■ Instruction
Below are the records; reproduce all of them exactly but without any images.
________
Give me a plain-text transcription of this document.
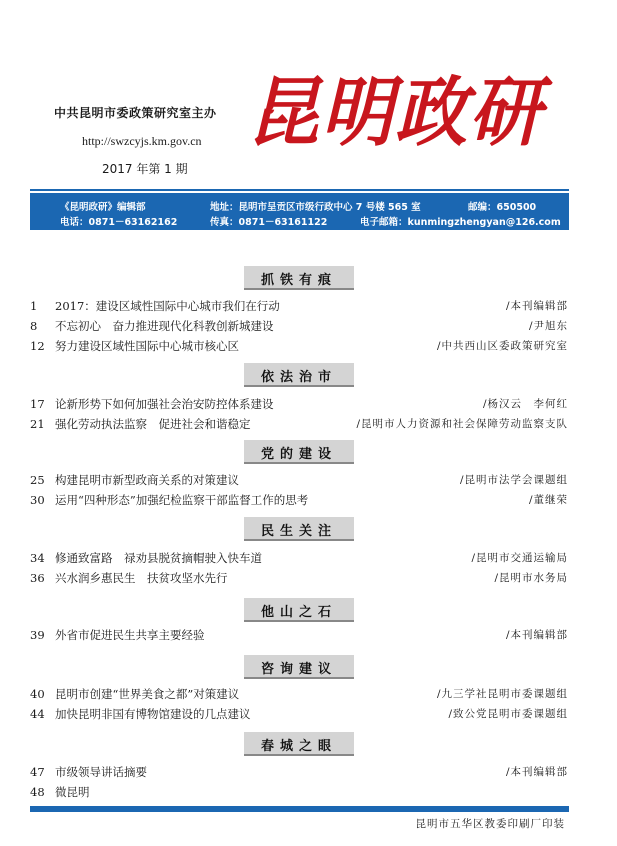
中共昆明市委政策研究室主办
http://swzcyjs.km.gov.cn
2017 年第 1 期
昆明政研
《昆明政研》编辑部	地址：昆明市呈贡区市级行政中心 7 号楼 565 室	邮编：650500
电话：0871－63162162	传真：0871－63161122	电子邮箱：kunmingzhengyan@126.com
抓铁有痕
依法治市
党的建设
民生关注
他山之石
咨询建议
春城之眼
1	2017：建设区域性国际中心城市我们在行动	/本刊编辑部
8	不忘初心　奋力推进现代化科教创新城建设	/尹旭东
12 努力建设区域性国际中心城市核心区	/中共西山区委政策研究室
17 论新形势下如何加强社会治安防控体系建设	/杨汉云　李何红
21 强化劳动执法监察　促进社会和谐稳定	/昆明市人力资源和社会保障劳动监察支队
25 构建昆明市新型政商关系的对策建议	/昆明市法学会课题组
30 运用“四种形态”加强纪检监察干部监督工作的思考	/董继荣
34 修通致富路　禄劝县脱贫摘帽驶入快车道	/昆明市交通运输局
36 兴水润乡惠民生　扶贫攻坚水先行	/昆明市水务局
39 外省市促进民生共享主要经验	/本刊编辑部
40 昆明市创建“世界美食之都”对策建议	/九三学社昆明市委课题组
44 加快昆明非国有博物馆建设的几点建议	/致公党昆明市委课题组
47 市级领导讲话摘要	/本刊编辑部
48 微昆明
昆明市五华区教委印刷厂印装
________
■ Response below
Give me a plain-text transcription of this document.
中共昆明市委政策研究室主办
http://swzcyjs.km.gov.cn
2017 年第 1 期
昆明政研
《昆明政研》编辑部	地址：昆明市呈贡区市级行政中心 7 号楼 565 室	邮编：650500
电话：0871－63162162	传真：0871－63161122	电子邮箱：kunmingzhengyan@126.com
抓铁有痕
依法治市
党的建设
民生关注
他山之石
咨询建议
春城之眼
1	2017：建设区域性国际中心城市我们在行动	/本刊编辑部
8	不忘初心　奋力推进现代化科教创新城建设	/尹旭东
12 努力建设区域性国际中心城市核心区	/中共西山区委政策研究室
17 论新形势下如何加强社会治安防控体系建设	/杨汉云　李何红
21 强化劳动执法监察　促进社会和谐稳定	/昆明市人力资源和社会保障劳动监察支队
25 构建昆明市新型政商关系的对策建议	/昆明市法学会课题组
30 运用“四种形态”加强纪检监察干部监督工作的思考	/董继荣
34 修通致富路　禄劝县脱贫摘帽驶入快车道	/昆明市交通运输局
36 兴水润乡惠民生　扶贫攻坚水先行	/昆明市水务局
39 外省市促进民生共享主要经验	/本刊编辑部
40 昆明市创建“世界美食之都”对策建议	/九三学社昆明市委课题组
44 加快昆明非国有博物馆建设的几点建议	/致公党昆明市委课题组
47 市级领导讲话摘要	/本刊编辑部
48 微昆明
昆明市五华区教委印刷厂印装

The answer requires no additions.